### What you are asked to do
In the copy, include every record below exactly as it appears, but no pictures.

### Exercise inputs
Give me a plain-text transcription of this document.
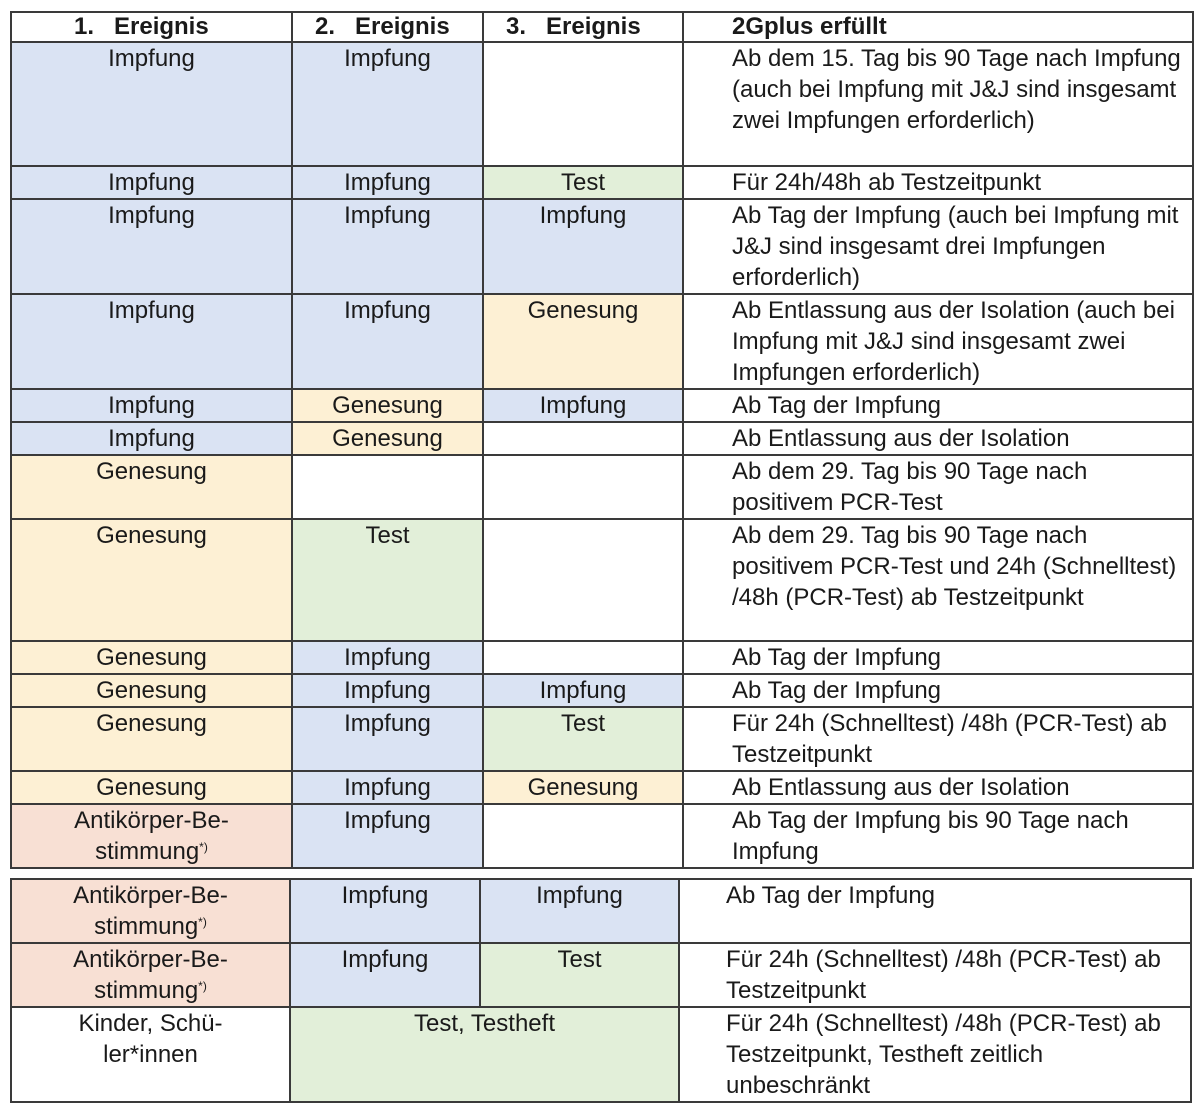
1. Ereignis	2. Ereignis	3. Ereignis	2Gplus erfüllt
Impfung	Impfung		Ab dem 15. Tag bis 90 Tage nach Impfung (auch bei Impfung mit J&J sind insgesamt zwei Impfungen erforderlich)
Impfung	Impfung	Test	Für 24h/48h ab Testzeitpunkt
Impfung	Impfung	Impfung	Ab Tag der Impfung (auch bei Impfung mit J&J sind insgesamt drei Impfungen erforderlich)
Impfung	Impfung	Genesung	Ab Entlassung aus der Isolation (auch bei Impfung mit J&J sind insgesamt zwei Impfungen erforderlich)
Impfung	Genesung	Impfung	Ab Tag der Impfung
Impfung	Genesung		Ab Entlassung aus der Isolation
Genesung			Ab dem 29. Tag bis 90 Tage nach positivem PCR-Test
Genesung	Test		Ab dem 29. Tag bis 90 Tage nach positivem PCR-Test und 24h (Schnelltest) /48h (PCR-Test) ab Testzeitpunkt
Genesung	Impfung		Ab Tag der Impfung
Genesung	Impfung	Impfung	Ab Tag der Impfung
Genesung	Impfung	Test	Für 24h (Schnelltest) /48h (PCR-Test) ab Testzeitpunkt
Genesung	Impfung	Genesung	Ab Entlassung aus der Isolation
Antikörper-Be-
stimmung*)	Impfung		Ab Tag der Impfung bis 90 Tage nach Impfung
Antikörper-Be-
stimmung*)	Impfung	Impfung	Ab Tag der Impfung
Antikörper-Be-
stimmung*)	Impfung	Test	Für 24h (Schnelltest) /48h (PCR-Test) ab Testzeitpunkt
Kinder, Schü-
ler*innen	Test, Testheft		Für 24h (Schnelltest) /48h (PCR-Test) ab Testzeitpunkt, Testheft zeitlich unbeschränkt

### Expected output
Give me a plain-text transcription of this document.
1. Ereignis	2. Ereignis	3. Ereignis	2Gplus erfüllt
Impfung	Impfung		Ab dem 15. Tag bis 90 Tage nach Impfung (auch bei Impfung mit J&J sind insgesamt zwei Impfungen erforderlich)
Impfung	Impfung	Test	Für 24h/48h ab Testzeitpunkt
Impfung	Impfung	Impfung	Ab Tag der Impfung (auch bei Impfung mit J&J sind insgesamt drei Impfungen erforderlich)
Impfung	Impfung	Genesung	Ab Entlassung aus der Isolation (auch bei Impfung mit J&J sind insgesamt zwei Impfungen erforderlich)
Impfung	Genesung	Impfung	Ab Tag der Impfung
Impfung	Genesung		Ab Entlassung aus der Isolation
Genesung			Ab dem 29. Tag bis 90 Tage nach positivem PCR-Test
Genesung	Test		Ab dem 29. Tag bis 90 Tage nach positivem PCR-Test und 24h (Schnelltest) /48h (PCR-Test) ab Testzeitpunkt
Genesung	Impfung		Ab Tag der Impfung
Genesung	Impfung	Impfung	Ab Tag der Impfung
Genesung	Impfung	Test	Für 24h (Schnelltest) /48h (PCR-Test) ab Testzeitpunkt
Genesung	Impfung	Genesung	Ab Entlassung aus der Isolation
Antikörper-Be-
stimmung*)	Impfung		Ab Tag der Impfung bis 90 Tage nach Impfung
Antikörper-Be-
stimmung*)	Impfung	Impfung	Ab Tag der Impfung
Antikörper-Be-
stimmung*)	Impfung	Test	Für 24h (Schnelltest) /48h (PCR-Test) ab Testzeitpunkt
Kinder, Schü-
ler*innen	Test, Testheft		Für 24h (Schnelltest) /48h (PCR-Test) ab Testzeitpunkt, Testheft zeitlich unbeschränkt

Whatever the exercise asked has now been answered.